==== Listing ====

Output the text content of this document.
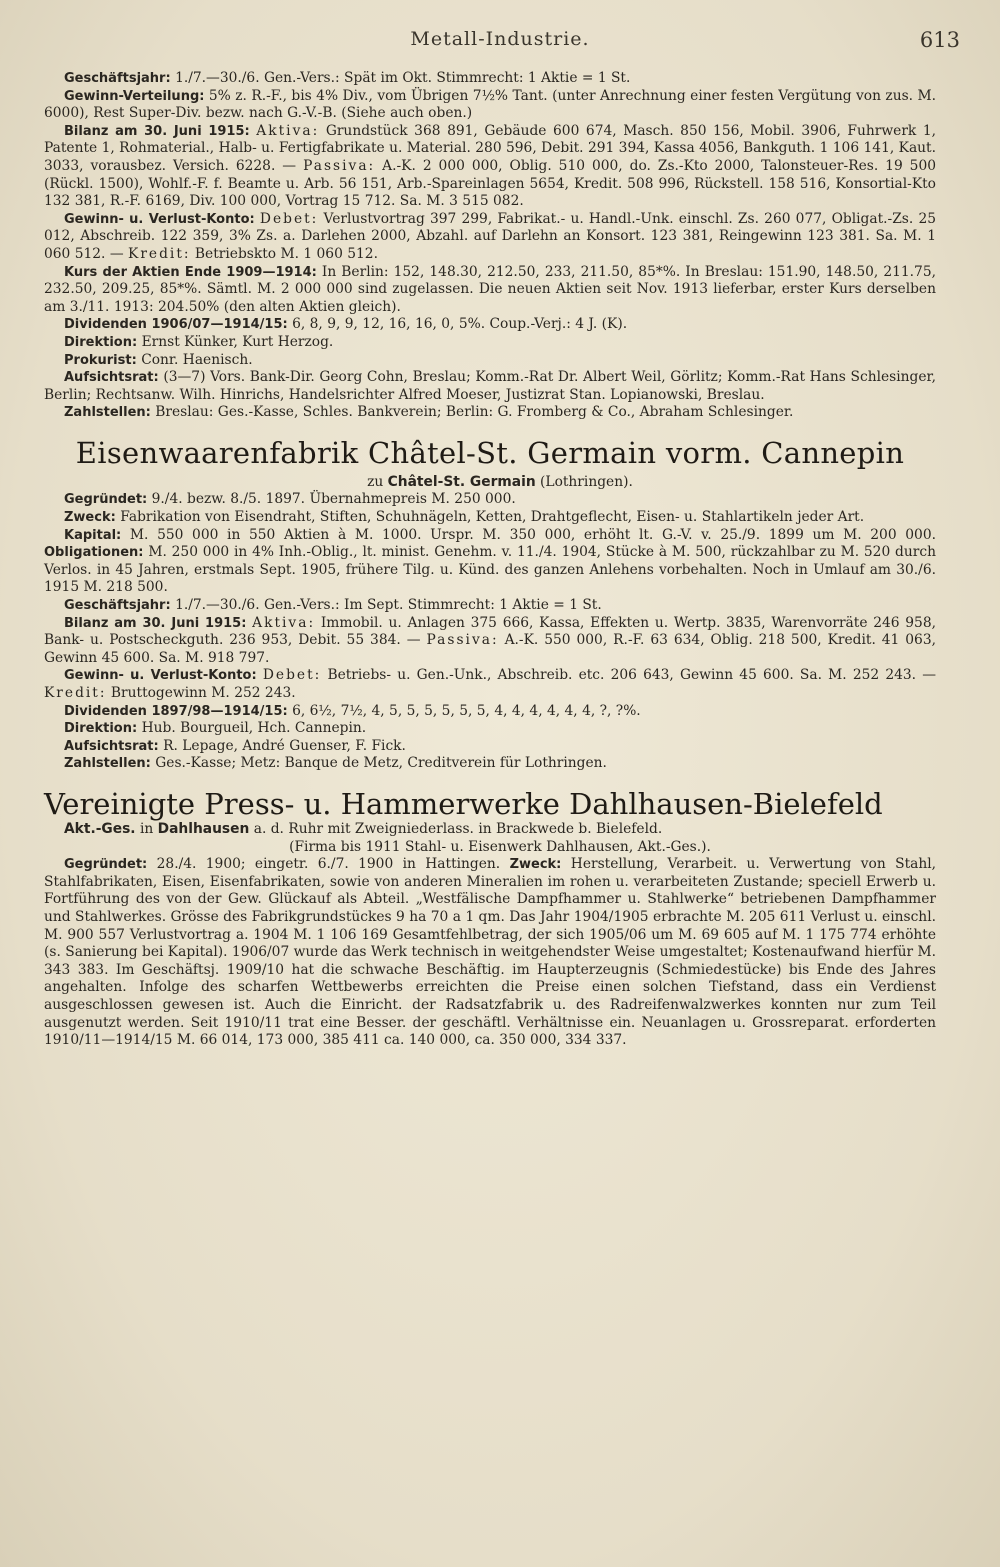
Metall-Industrie.	613

Geschäftsjahr: 1./7.—30./6. Gen.-Vers.: Spät im Okt. Stimmrecht: 1 Aktie = 1 St.

Gewinn-Verteilung: 5% z. R.-F., bis 4% Div., vom Übrigen 7½% Tant. (unter Anrechnung einer festen Vergütung von zus. M. 6000), Rest Super-Div. bezw. nach G.-V.-B. (Siehe auch oben.)

Bilanz am 30. Juni 1915: Aktiva: Grundstück 368 891, Gebäude 600 674, Masch. 850 156, Mobil. 3906, Fuhrwerk 1, Patente 1, Rohmaterial., Halb- u. Fertigfabrikate u. Material. 280 596, Debit. 291 394, Kassa 4056, Bankguth. 1 106 141, Kaut. 3033, vorausbez. Versich. 6228. — Passiva: A.-K. 2 000 000, Oblig. 510 000, do. Zs.-Kto 2000, Talonsteuer-Res. 19 500 (Rückl. 1500), Wohlf.-F. f. Beamte u. Arb. 56 151, Arb.-Spareinlagen 5654, Kredit. 508 996, Rückstell. 158 516, Konsortial-Kto 132 381, R.-F. 6169, Div. 100 000, Vortrag 15 712. Sa. M. 3 515 082.

Gewinn- u. Verlust-Konto: Debet: Verlustvortrag 397 299, Fabrikat.- u. Handl.-Unk. einschl. Zs. 260 077, Obligat.-Zs. 25 012, Abschreib. 122 359, 3% Zs. a. Darlehen 2000, Abzahl. auf Darlehn an Konsort. 123 381, Reingewinn 123 381. Sa. M. 1 060 512. — Kredit: Betriebskto M. 1 060 512.

Kurs der Aktien Ende 1909—1914: In Berlin: 152, 148.30, 212.50, 233, 211.50, 85*%. In Breslau: 151.90, 148.50, 211.75, 232.50, 209.25, 85*%. Sämtl. M. 2 000 000 sind zugelassen. Die neuen Aktien seit Nov. 1913 lieferbar, erster Kurs derselben am 3./11. 1913: 204.50% (den alten Aktien gleich).

Dividenden 1906/07—1914/15: 6, 8, 9, 9, 12, 16, 16, 0, 5%. Coup.-Verj.: 4 J. (K).

Direktion: Ernst Künker, Kurt Herzog.

Prokurist: Conr. Haenisch.

Aufsichtsrat: (3—7) Vors. Bank-Dir. Georg Cohn, Breslau; Komm.-Rat Dr. Albert Weil, Görlitz; Komm.-Rat Hans Schlesinger, Berlin; Rechtsanw. Wilh. Hinrichs, Handelsrichter Alfred Moeser, Justizrat Stan. Lopianowski, Breslau.

Zahlstellen: Breslau: Ges.-Kasse, Schles. Bankverein; Berlin: G. Fromberg & Co., Abraham Schlesinger.

Eisenwaarenfabrik Châtel-St. Germain vorm. Cannepin

zu Châtel-St. Germain (Lothringen).

Gegründet: 9./4. bezw. 8./5. 1897. Übernahmepreis M. 250 000.

Zweck: Fabrikation von Eisendraht, Stiften, Schuhnägeln, Ketten, Drahtgeflecht, Eisen- u. Stahlartikeln jeder Art.

Kapital: M. 550 000 in 550 Aktien à M. 1000. Urspr. M. 350 000, erhöht lt. G.-V. v. 25./9. 1899 um M. 200 000. Obligationen: M. 250 000 in 4% Inh.-Oblig., lt. minist. Genehm. v. 11./4. 1904, Stücke à M. 500, rückzahlbar zu M. 520 durch Verlos. in 45 Jahren, erstmals Sept. 1905, frühere Tilg. u. Künd. des ganzen Anlehens vorbehalten. Noch in Umlauf am 30./6. 1915 M. 218 500.

Geschäftsjahr: 1./7.—30./6. Gen.-Vers.: Im Sept. Stimmrecht: 1 Aktie = 1 St.

Bilanz am 30. Juni 1915: Aktiva: Immobil. u. Anlagen 375 666, Kassa, Effekten u. Wertp. 3835, Warenvorräte 246 958, Bank- u. Postscheckguth. 236 953, Debit. 55 384. — Passiva: A.-K. 550 000, R.-F. 63 634, Oblig. 218 500, Kredit. 41 063, Gewinn 45 600. Sa. M. 918 797.

Gewinn- u. Verlust-Konto: Debet: Betriebs- u. Gen.-Unk., Abschreib. etc. 206 643, Gewinn 45 600. Sa. M. 252 243. — Kredit: Bruttogewinn M. 252 243.

Dividenden 1897/98—1914/15: 6, 6½, 7½, 4, 5, 5, 5, 5, 5, 5, 4, 4, 4, 4, 4, 4, ?, ?%.

Direktion: Hub. Bourgueil, Hch. Cannepin.

Aufsichtsrat: R. Lepage, André Guenser, F. Fick.

Zahlstellen: Ges.-Kasse; Metz: Banque de Metz, Creditverein für Lothringen.

Vereinigte Press- u. Hammerwerke Dahlhausen-Bielefeld

Akt.-Ges. in Dahlhausen a. d. Ruhr mit Zweigniederlass. in Brackwede b. Bielefeld.

(Firma bis 1911 Stahl- u. Eisenwerk Dahlhausen, Akt.-Ges.).

Gegründet: 28./4. 1900; eingetr. 6./7. 1900 in Hattingen. Zweck: Herstellung, Verarbeit. u. Verwertung von Stahl, Stahlfabrikaten, Eisen, Eisenfabrikaten, sowie von anderen Mineralien im rohen u. verarbeiteten Zustande; speciell Erwerb u. Fortführung des von der Gew. Glückauf als Abteil. „Westfälische Dampfhammer u. Stahlwerke“ betriebenen Dampfhammer und Stahlwerkes. Grösse des Fabrikgrundstückes 9 ha 70 a 1 qm. Das Jahr 1904/1905 erbrachte M. 205 611 Verlust u. einschl. M. 900 557 Verlustvortrag a. 1904 M. 1 106 169 Gesamtfehlbetrag, der sich 1905/06 um M. 69 605 auf M. 1 175 774 erhöhte (s. Sanierung bei Kapital). 1906/07 wurde das Werk technisch in weitgehendster Weise umgestaltet; Kostenaufwand hierfür M. 343 383. Im Geschäftsj. 1909/10 hat die schwache Beschäftig. im Haupterzeugnis (Schmiedestücke) bis Ende des Jahres angehalten. Infolge des scharfen Wettbewerbs erreichten die Preise einen solchen Tiefstand, dass ein Verdienst ausgeschlossen gewesen ist. Auch die Einricht. der Radsatzfabrik u. des Radreifenwalzwerkes konnten nur zum Teil ausgenutzt werden. Seit 1910/11 trat eine Besser. der geschäftl. Verhältnisse ein. Neuanlagen u. Grossreparat. erforderten 1910/11—1914/15 M. 66 014, 173 000, 385 411 ca. 140 000, ca. 350 000, 334 337.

====

* Brief: From the records above, copy every line that holds the word "Châtel".

* Full solution:
Eisenwaarenfabrik Châtel-St. Germain vorm. Cannepin
zu Châtel-St. Germain (Lothringen).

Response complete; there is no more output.